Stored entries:
※ ※ ※
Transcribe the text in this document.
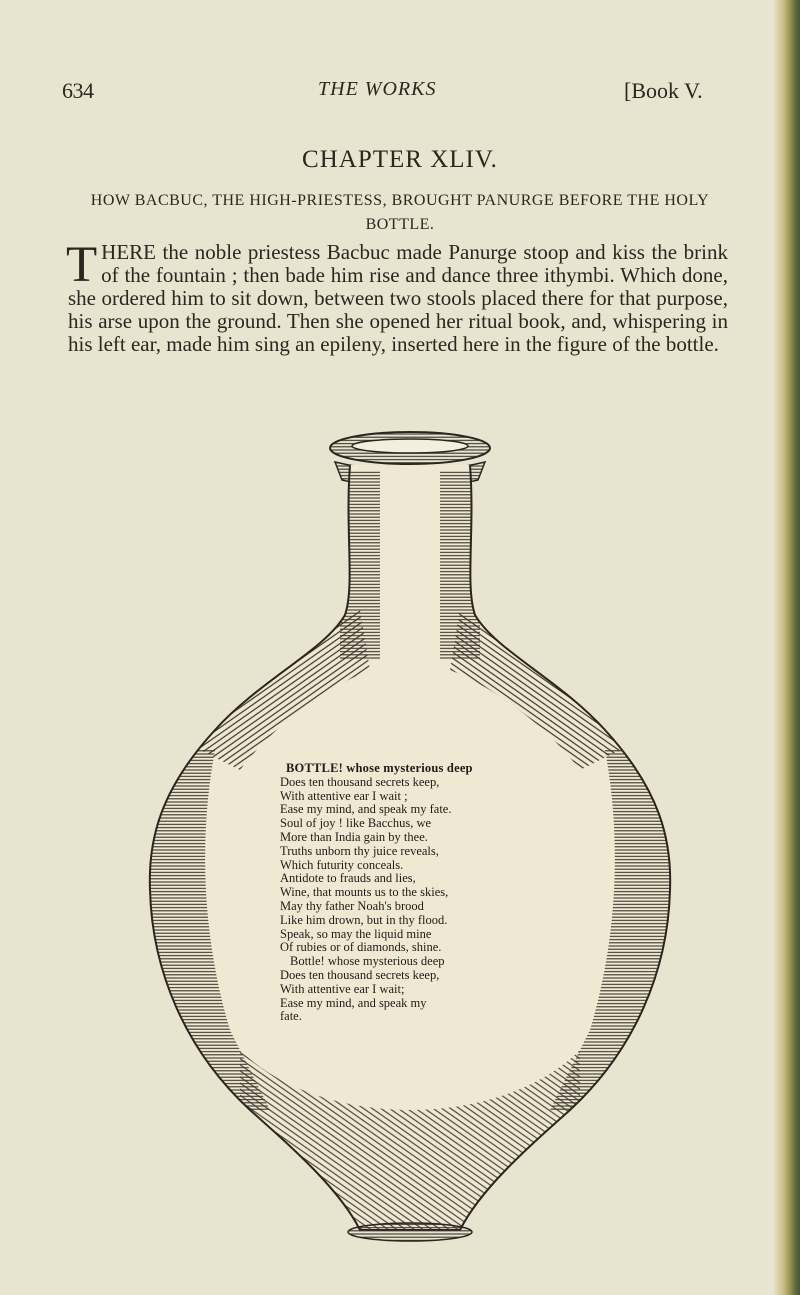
634	THE WORKS	[Book V.
CHAPTER XLIV.
HOW BACBUC, THE HIGH-PRIESTESS, BROUGHT PANURGE BEFORE THE HOLY BOTTLE.

THERE the noble priestess Bacbuc made Panurge stoop and kiss the brink of the fountain ; then bade him rise and dance three ithymbi. Which done, she ordered him to sit down, between two stools placed there for that purpose, his arse upon the ground. Then she opened her ritual book, and, whispering in his left ear, made him sing an epileny, inserted here in the figure of the bottle.

BOTTLE! whose mysterious deep
Does ten thousand secrets keep,
With attentive ear I wait ;
Ease my mind, and speak my fate.
Soul of joy ! like Bacchus, we
More than India gain by thee.
Truths unborn thy juice reveals,
Which futurity conceals.
Antidote to frauds and lies,
Wine, that mounts us to the skies,
May thy father Noah's brood
Like him drown, but in thy flood.
Speak, so may the liquid mine
Of rubies or of diamonds, shine.
Bottle! whose mysterious deep
Does ten thousand secrets keep,
With attentive ear I wait;
Ease my mind, and speak my
fate.
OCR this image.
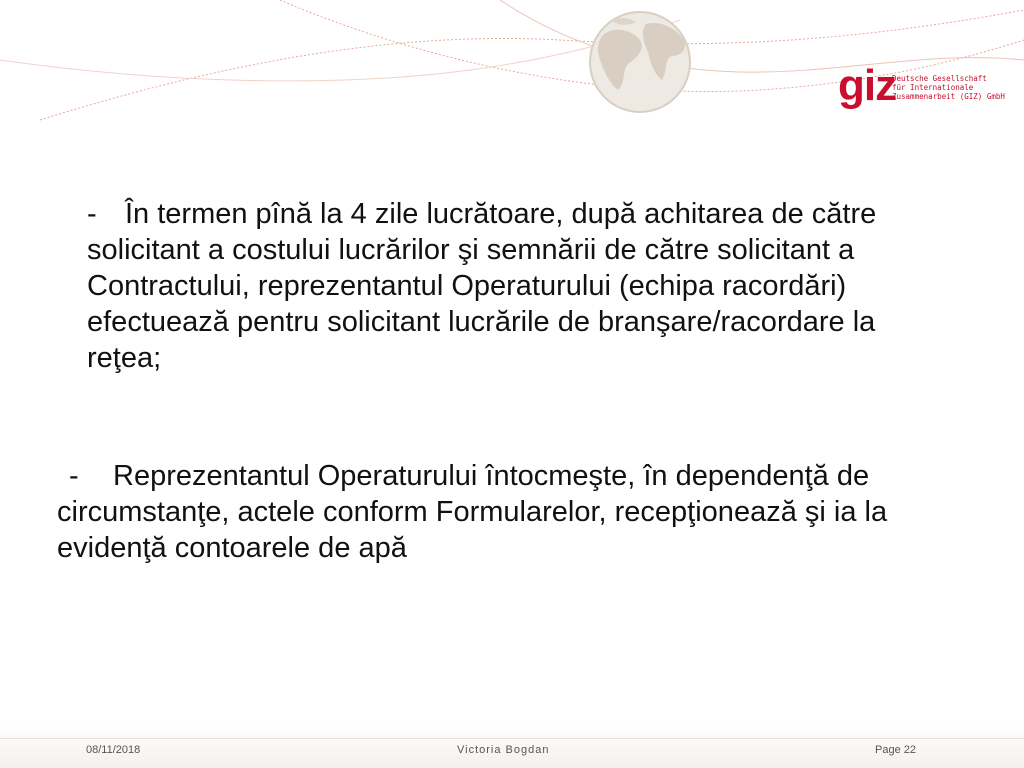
giz
Deutsche Gesellschaft
für Internationale
Zusammenarbeit (GIZ) GmbH

- În termen pînă la 4 zile lucrătoare, după achitarea de către solicitant a costului lucrărilor şi semnării de către solicitant a Contractului, reprezentantul Operaturului (echipa racordări) efectuează pentru solicitant lucrările de branşare/racordare la reţea;

- Reprezentantul Operaturului întocmeşte, în dependenţă de circumstanţe, actele conform Formularelor, recepţionează şi ia la evidenţă contoarele de apă

08/11/2018	Victoria Bogdan	Page 22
※ ※ ※
Output all of the records exactly as they appear above, but not the pictures.

THE REPLY.
Transcribe the text in this document.
634	THE WORKS	[Book V.
CHAPTER XLIV.
HOW BACBUC, THE HIGH-PRIESTESS, BROUGHT PANURGE BEFORE THE HOLY BOTTLE.

THERE the noble priestess Bacbuc made Panurge stoop and kiss the brink of the fountain ; then bade him rise and dance three ithymbi. Which done, she ordered him to sit down, between two stools placed there for that purpose, his arse upon the ground. Then she opened her ritual book, and, whispering in his left ear, made him sing an epileny, inserted here in the figure of the bottle.

BOTTLE! whose mysterious deep
Does ten thousand secrets keep,
With attentive ear I wait ;
Ease my mind, and speak my fate.
Soul of joy ! like Bacchus, we
More than India gain by thee.
Truths unborn thy juice reveals,
Which futurity conceals.
Antidote to frauds and lies,
Wine, that mounts us to the skies,
May thy father Noah's brood
Like him drown, but in thy flood.
Speak, so may the liquid mine
Of rubies or of diamonds, shine.
Bottle! whose mysterious deep
Does ten thousand secrets keep,
With attentive ear I wait;
Ease my mind, and speak my
fate.
OCR this image.
giz
Deutsche Gesellschaft
für Internationale
Zusammenarbeit (GIZ) GmbH

- În termen pînă la 4 zile lucrătoare, după achitarea de către solicitant a costului lucrărilor şi semnării de către solicitant a Contractului, reprezentantul Operaturului (echipa racordări) efectuează pentru solicitant lucrările de branşare/racordare la reţea;

- Reprezentantul Operaturului întocmeşte, în dependenţă de circumstanţe, actele conform Formularelor, recepţionează şi ia la evidenţă contoarele de apă

08/11/2018	Victoria Bogdan	Page 22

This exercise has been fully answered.